Go through the records underneath and count the lines that include the string "name". Give nothing but the number.

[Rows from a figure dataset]
+ + + + +
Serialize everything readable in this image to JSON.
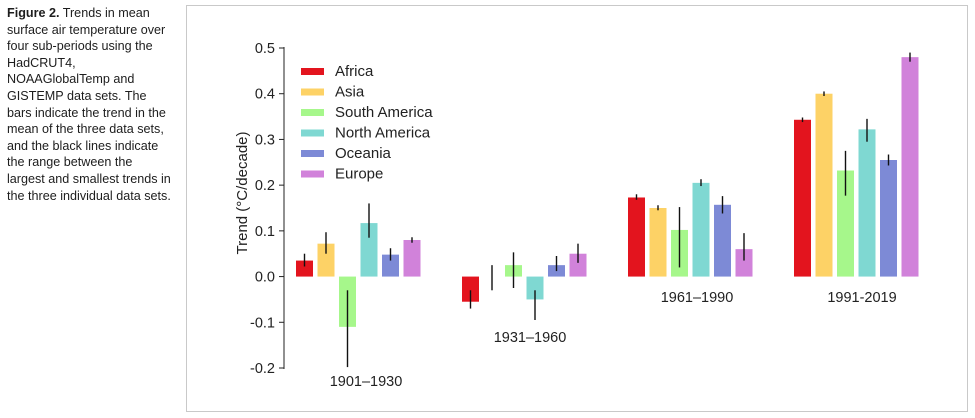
{
  "caption": {
    "label": "Figure 2.",
    "text": "Trends in mean surface air temperature over four sub-periods using the HadCRUT4, NOAAGlobalTemp and GISTEMP data sets. The bars indicate the trend in the mean of the three data sets, and the black lines indicate the range between the largest and smallest trends in the three individual data sets."
  },
  "chart_data": {
    "type": "bar",
    "title": "",
    "xlabel": "",
    "ylabel": "Trend (°C/decade)",
    "ylim": [
      -0.2,
      0.5
    ],
    "yticks": [
      "0.5",
      "0.4",
      "0.3",
      "0.2",
      "0.1",
      "0.0",
      "-0.1",
      "-0.2"
    ],
    "ytick_values": [
      0.5,
      0.4,
      0.3,
      0.2,
      0.1,
      0.0,
      -0.1,
      -0.2
    ],
    "legend_position": "top-left",
    "categories": [
      "1901–1930",
      "1931–1960",
      "1961–1990",
      "1991-2019"
    ],
    "series": [
      {
        "name": "Africa",
        "color": "#e3141e",
        "values": [
          0.035,
          -0.055,
          0.173,
          0.343
        ],
        "range": [
          [
            0.022,
            0.05
          ],
          [
            -0.07,
            -0.03
          ],
          [
            0.168,
            0.18
          ],
          [
            0.338,
            0.348
          ]
        ]
      },
      {
        "name": "Asia",
        "color": "#fdd266",
        "values": [
          0.072,
          0.0,
          0.15,
          0.4
        ],
        "range": [
          [
            0.05,
            0.097
          ],
          [
            -0.03,
            0.025
          ],
          [
            0.145,
            0.156
          ],
          [
            0.395,
            0.405
          ]
        ]
      },
      {
        "name": "South America",
        "color": "#a6f78b",
        "values": [
          -0.11,
          0.025,
          0.102,
          0.232
        ],
        "range": [
          [
            -0.198,
            -0.03
          ],
          [
            -0.025,
            0.053
          ],
          [
            0.02,
            0.152
          ],
          [
            0.177,
            0.275
          ]
        ]
      },
      {
        "name": "North America",
        "color": "#7fd8d2",
        "values": [
          0.117,
          -0.05,
          0.205,
          0.322
        ],
        "range": [
          [
            0.085,
            0.16
          ],
          [
            -0.095,
            -0.03
          ],
          [
            0.198,
            0.213
          ],
          [
            0.295,
            0.345
          ]
        ]
      },
      {
        "name": "Oceania",
        "color": "#7d8ad6",
        "values": [
          0.048,
          0.025,
          0.157,
          0.255
        ],
        "range": [
          [
            0.035,
            0.062
          ],
          [
            0.012,
            0.045
          ],
          [
            0.138,
            0.176
          ],
          [
            0.243,
            0.267
          ]
        ]
      },
      {
        "name": "Europe",
        "color": "#d182da",
        "values": [
          0.08,
          0.05,
          0.06,
          0.48
        ],
        "range": [
          [
            0.074,
            0.086
          ],
          [
            0.03,
            0.072
          ],
          [
            0.035,
            0.095
          ],
          [
            0.47,
            0.49
          ]
        ]
      }
    ]
  }
}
+ + + + +
▸ **FINISHED ANSWER**
6